▶ Work to complete: Reproduce the listing from its first line through the line containing "y-tick-label: 10 (55, 165, 72, 180)", swapping "x-tick-label" for "x-axis-tick" wherever it appears and leaving everything else unchanged.

◇ ◇ ◇ ◇

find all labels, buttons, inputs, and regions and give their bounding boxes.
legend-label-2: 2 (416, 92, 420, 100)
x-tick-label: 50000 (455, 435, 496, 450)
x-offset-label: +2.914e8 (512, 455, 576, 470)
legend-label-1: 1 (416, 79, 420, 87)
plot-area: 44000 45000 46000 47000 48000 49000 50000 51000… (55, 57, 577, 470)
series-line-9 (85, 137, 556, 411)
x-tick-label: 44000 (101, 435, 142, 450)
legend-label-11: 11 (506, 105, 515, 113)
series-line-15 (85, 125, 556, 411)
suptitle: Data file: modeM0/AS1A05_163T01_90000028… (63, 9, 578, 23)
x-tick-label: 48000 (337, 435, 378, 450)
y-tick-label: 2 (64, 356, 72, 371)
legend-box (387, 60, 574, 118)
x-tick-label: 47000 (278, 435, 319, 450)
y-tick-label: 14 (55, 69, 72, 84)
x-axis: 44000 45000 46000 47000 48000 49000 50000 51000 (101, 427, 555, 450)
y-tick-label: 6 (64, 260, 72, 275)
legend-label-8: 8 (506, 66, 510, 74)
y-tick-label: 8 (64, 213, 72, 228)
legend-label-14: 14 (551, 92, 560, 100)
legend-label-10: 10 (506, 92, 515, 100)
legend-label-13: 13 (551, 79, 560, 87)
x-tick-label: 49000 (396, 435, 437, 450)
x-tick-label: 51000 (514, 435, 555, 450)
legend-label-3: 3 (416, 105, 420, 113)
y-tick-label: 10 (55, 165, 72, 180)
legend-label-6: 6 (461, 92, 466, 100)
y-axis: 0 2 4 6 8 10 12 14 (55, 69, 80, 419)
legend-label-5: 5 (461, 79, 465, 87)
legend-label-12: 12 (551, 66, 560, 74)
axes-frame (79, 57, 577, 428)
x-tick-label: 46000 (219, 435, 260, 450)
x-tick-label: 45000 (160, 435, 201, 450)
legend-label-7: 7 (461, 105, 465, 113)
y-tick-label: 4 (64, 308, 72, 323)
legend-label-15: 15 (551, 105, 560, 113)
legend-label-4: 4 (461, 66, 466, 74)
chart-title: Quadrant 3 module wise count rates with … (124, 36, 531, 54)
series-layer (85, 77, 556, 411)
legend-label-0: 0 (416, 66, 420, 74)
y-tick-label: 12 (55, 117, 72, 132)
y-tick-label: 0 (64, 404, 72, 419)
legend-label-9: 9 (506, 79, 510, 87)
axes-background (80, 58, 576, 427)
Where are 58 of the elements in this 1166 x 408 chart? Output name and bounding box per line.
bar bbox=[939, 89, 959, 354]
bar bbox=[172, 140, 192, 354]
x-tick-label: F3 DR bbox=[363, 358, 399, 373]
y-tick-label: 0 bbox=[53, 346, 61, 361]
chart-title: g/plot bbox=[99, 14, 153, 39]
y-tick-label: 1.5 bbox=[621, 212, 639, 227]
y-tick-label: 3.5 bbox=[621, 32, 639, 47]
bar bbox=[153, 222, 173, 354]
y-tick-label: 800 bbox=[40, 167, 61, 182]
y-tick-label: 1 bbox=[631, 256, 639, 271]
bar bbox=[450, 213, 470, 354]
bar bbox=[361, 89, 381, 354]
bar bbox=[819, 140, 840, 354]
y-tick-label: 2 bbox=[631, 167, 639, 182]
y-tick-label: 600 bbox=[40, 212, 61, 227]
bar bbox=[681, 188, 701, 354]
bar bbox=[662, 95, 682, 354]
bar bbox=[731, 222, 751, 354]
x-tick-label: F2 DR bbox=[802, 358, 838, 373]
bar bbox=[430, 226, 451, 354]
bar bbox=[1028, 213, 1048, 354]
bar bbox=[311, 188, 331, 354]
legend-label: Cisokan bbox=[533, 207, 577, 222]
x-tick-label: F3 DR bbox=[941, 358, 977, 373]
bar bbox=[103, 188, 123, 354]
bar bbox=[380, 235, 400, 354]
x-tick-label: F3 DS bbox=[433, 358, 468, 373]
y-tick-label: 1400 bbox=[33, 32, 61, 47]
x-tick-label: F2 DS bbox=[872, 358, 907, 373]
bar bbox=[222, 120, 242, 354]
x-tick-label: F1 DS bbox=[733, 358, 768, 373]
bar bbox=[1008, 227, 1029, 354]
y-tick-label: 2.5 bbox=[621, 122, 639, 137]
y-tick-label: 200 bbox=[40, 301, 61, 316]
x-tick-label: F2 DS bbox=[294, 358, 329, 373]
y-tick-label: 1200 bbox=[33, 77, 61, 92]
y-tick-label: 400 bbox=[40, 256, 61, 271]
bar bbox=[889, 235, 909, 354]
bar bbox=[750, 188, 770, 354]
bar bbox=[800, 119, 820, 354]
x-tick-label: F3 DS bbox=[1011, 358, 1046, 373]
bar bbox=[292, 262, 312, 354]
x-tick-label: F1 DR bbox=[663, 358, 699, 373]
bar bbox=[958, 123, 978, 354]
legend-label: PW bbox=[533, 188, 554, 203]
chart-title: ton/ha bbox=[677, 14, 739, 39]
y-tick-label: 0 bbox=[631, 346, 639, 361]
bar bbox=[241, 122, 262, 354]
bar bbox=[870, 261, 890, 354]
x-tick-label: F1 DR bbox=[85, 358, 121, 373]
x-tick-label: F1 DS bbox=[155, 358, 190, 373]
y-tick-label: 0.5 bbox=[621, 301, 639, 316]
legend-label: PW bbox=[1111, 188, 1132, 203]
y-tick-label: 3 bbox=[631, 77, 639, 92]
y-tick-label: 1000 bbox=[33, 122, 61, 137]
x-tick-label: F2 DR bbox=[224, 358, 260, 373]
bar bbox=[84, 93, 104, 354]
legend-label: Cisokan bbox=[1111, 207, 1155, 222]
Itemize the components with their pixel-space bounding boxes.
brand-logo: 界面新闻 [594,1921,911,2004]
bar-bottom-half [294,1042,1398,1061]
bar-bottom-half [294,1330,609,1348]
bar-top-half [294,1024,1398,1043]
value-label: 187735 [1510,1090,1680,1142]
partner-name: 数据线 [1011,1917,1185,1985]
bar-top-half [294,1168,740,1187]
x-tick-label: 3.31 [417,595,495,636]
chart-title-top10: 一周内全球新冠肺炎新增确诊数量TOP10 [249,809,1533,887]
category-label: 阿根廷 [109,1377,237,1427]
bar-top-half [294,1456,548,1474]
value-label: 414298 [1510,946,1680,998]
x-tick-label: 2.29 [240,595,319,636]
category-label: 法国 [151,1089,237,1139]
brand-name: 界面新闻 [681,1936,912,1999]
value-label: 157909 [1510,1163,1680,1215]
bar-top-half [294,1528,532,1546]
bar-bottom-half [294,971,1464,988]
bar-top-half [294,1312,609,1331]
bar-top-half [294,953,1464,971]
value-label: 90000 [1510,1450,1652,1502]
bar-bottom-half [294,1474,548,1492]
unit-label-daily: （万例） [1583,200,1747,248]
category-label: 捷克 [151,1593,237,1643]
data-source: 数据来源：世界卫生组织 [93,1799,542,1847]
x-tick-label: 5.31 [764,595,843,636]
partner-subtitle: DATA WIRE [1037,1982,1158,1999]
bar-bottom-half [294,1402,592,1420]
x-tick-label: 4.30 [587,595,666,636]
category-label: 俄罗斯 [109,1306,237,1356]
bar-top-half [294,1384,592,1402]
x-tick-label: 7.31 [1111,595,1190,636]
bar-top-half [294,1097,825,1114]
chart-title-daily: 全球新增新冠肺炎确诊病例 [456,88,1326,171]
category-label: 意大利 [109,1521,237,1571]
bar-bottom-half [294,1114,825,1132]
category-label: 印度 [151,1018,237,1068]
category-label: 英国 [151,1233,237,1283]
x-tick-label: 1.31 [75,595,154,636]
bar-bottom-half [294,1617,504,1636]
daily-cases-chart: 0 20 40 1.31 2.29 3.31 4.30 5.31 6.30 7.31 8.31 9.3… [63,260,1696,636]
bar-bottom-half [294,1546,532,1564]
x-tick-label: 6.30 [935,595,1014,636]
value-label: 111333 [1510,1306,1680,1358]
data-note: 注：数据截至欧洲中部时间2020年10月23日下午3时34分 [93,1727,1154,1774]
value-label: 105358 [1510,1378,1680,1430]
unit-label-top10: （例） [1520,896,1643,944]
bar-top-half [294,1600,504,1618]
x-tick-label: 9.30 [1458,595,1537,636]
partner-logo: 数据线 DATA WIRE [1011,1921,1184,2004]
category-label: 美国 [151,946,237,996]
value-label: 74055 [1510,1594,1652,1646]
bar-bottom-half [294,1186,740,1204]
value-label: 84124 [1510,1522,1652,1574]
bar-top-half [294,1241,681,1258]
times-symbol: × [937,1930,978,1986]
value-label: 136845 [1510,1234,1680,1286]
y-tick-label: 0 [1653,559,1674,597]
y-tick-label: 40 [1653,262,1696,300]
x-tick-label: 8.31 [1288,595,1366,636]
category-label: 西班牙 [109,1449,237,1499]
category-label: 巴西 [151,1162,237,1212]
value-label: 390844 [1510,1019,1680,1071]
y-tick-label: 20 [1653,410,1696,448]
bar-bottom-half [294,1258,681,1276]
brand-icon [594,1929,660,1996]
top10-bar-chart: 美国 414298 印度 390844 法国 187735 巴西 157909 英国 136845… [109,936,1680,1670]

◇ ◇ ◇ ◇

▶ The completed task:
find all labels, buttons, inputs, and regions and give their bounding boxes.
legend-label-2: 2 (416, 92, 420, 100)
x-axis-tick: 50000 (455, 435, 496, 450)
x-offset-label: +2.914e8 (512, 455, 576, 470)
legend-label-1: 1 (416, 79, 420, 87)
plot-area: 44000 45000 46000 47000 48000 49000 50000 51000… (55, 57, 577, 470)
series-line-9 (85, 137, 556, 411)
x-axis-tick: 44000 (101, 435, 142, 450)
legend-label-11: 11 (506, 105, 515, 113)
series-line-15 (85, 125, 556, 411)
suptitle: Data file: modeM0/AS1A05_163T01_90000028… (63, 9, 578, 23)
x-axis-tick: 48000 (337, 435, 378, 450)
y-tick-label: 2 (64, 356, 72, 371)
legend-box (387, 60, 574, 118)
x-axis-tick: 47000 (278, 435, 319, 450)
y-tick-label: 14 (55, 69, 72, 84)
x-axis: 44000 45000 46000 47000 48000 49000 50000 51000 (101, 427, 555, 450)
y-tick-label: 6 (64, 260, 72, 275)
legend-label-8: 8 (506, 66, 510, 74)
y-tick-label: 8 (64, 213, 72, 228)
legend-label-14: 14 (551, 92, 560, 100)
legend-label-10: 10 (506, 92, 515, 100)
legend-label-13: 13 (551, 79, 560, 87)
x-axis-tick: 49000 (396, 435, 437, 450)
x-axis-tick: 51000 (514, 435, 555, 450)
legend-label-3: 3 (416, 105, 420, 113)
y-tick-label: 10 (55, 165, 72, 180)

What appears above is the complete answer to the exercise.